Goal
From the listing below, pull out every line where the string "screenshot" appears.

>> start Supplied records

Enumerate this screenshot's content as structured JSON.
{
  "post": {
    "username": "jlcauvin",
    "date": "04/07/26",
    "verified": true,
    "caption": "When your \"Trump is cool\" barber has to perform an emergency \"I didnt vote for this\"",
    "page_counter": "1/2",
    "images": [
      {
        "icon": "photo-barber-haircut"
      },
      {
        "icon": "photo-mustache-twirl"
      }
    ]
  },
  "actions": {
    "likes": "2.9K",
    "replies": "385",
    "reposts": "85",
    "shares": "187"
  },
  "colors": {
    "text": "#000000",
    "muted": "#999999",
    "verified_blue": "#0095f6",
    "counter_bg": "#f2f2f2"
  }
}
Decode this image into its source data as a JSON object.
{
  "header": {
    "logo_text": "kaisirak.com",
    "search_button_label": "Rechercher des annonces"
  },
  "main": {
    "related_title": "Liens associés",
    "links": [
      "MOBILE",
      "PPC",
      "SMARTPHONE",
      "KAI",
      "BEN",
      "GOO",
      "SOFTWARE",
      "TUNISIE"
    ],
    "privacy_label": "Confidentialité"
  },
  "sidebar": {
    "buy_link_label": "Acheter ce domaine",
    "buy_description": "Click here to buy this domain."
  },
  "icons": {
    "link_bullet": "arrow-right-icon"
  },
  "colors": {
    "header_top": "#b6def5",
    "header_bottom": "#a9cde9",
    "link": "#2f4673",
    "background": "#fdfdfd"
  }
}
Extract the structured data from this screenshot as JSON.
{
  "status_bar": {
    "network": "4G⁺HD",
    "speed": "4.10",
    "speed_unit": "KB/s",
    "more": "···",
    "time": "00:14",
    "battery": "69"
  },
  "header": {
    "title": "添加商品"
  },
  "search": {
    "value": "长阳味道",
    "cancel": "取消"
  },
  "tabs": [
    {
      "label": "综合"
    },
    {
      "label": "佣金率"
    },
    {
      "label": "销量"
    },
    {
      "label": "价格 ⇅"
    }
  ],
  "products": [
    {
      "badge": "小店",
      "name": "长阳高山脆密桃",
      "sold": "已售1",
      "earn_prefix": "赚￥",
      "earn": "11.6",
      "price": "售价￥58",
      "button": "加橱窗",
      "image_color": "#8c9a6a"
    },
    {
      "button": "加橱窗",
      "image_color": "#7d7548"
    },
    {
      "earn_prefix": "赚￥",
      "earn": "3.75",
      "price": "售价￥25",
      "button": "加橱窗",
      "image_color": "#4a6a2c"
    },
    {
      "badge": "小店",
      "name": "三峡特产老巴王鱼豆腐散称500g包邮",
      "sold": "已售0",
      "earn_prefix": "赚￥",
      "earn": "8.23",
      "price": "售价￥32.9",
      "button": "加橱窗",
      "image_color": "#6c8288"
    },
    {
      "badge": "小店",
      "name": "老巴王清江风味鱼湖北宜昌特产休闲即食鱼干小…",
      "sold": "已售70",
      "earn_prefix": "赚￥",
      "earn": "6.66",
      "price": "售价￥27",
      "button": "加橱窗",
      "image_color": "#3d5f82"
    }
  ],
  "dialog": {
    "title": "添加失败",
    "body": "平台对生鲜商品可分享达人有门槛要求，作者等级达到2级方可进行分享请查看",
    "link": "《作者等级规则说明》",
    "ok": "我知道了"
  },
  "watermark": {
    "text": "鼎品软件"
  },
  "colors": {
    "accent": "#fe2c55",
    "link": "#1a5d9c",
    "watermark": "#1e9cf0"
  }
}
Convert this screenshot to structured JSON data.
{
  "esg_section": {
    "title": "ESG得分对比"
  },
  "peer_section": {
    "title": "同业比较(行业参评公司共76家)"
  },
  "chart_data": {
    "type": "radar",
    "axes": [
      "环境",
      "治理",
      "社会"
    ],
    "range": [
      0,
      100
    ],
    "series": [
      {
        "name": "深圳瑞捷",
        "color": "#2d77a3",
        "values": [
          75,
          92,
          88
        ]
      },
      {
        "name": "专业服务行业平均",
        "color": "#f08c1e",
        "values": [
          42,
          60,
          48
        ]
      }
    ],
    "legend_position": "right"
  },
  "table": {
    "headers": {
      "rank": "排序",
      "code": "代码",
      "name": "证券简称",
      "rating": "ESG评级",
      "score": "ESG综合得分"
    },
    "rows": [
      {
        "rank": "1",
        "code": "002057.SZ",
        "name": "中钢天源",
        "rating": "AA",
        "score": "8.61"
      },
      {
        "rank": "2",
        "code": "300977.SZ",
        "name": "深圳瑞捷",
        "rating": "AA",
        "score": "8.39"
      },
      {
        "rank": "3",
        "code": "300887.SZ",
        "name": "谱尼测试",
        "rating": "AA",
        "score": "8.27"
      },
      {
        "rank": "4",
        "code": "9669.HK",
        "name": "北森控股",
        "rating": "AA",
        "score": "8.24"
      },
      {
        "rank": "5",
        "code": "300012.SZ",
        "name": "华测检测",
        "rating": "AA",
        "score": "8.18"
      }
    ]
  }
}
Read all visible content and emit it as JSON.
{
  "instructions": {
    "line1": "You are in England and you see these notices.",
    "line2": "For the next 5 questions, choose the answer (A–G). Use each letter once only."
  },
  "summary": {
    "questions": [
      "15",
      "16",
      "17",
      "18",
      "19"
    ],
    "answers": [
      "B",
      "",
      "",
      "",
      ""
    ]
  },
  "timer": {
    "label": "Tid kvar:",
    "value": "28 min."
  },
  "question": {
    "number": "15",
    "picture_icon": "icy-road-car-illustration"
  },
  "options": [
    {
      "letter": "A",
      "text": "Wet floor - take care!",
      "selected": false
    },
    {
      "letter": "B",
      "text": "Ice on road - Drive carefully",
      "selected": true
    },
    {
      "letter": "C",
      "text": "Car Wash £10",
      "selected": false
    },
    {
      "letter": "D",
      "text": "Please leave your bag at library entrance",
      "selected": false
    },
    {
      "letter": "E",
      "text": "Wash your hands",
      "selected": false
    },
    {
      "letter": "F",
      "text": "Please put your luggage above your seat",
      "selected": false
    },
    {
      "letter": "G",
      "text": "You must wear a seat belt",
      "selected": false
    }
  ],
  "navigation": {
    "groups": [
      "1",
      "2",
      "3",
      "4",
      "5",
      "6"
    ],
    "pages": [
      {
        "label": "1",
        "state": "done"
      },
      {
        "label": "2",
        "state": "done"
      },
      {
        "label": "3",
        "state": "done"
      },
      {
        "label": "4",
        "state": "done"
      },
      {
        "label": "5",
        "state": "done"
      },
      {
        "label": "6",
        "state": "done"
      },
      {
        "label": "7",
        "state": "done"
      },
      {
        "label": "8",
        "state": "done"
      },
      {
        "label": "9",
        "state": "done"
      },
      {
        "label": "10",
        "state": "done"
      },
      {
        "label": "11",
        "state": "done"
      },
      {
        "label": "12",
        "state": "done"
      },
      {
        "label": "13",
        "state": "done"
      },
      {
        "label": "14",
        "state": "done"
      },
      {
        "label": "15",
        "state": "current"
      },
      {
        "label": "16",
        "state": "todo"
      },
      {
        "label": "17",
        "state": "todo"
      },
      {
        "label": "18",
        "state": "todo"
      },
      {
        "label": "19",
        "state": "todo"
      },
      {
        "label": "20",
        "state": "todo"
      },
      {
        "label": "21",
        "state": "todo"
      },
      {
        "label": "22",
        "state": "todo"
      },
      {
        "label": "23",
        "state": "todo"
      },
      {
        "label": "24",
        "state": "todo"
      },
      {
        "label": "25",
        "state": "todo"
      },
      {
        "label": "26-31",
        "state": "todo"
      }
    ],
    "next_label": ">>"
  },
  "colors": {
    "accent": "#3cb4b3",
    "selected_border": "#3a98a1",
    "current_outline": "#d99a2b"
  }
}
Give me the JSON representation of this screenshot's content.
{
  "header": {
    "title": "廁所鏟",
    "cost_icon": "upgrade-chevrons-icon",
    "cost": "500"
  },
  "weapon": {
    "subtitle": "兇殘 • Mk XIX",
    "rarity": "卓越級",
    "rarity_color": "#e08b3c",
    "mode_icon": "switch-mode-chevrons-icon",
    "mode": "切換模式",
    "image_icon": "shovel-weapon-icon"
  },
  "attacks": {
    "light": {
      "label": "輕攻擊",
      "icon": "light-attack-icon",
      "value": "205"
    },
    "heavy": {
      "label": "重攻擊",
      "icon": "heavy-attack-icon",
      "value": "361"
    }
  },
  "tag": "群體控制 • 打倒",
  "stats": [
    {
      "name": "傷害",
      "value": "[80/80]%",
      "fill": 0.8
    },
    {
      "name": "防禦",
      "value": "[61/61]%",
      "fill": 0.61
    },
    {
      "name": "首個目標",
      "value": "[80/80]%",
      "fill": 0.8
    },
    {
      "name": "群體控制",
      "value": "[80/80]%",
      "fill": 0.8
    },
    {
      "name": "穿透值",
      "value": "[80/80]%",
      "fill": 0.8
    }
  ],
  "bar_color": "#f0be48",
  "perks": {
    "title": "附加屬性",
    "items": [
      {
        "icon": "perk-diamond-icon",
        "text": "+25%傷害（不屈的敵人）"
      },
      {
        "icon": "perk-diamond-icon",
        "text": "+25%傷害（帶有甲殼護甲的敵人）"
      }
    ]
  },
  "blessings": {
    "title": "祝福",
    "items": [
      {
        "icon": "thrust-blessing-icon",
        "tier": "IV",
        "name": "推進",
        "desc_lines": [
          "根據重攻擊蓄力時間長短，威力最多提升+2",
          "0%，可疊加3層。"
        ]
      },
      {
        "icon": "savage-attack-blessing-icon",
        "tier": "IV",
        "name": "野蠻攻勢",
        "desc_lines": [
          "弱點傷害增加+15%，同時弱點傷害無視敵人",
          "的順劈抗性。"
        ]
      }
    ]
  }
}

>> end Supplied records

Solution
Enumerate this screenshot's content as structured JSON.
Extract the structured data from this screenshot as JSON.
Convert this screenshot to structured JSON data.
Give me the JSON representation of this screenshot's content.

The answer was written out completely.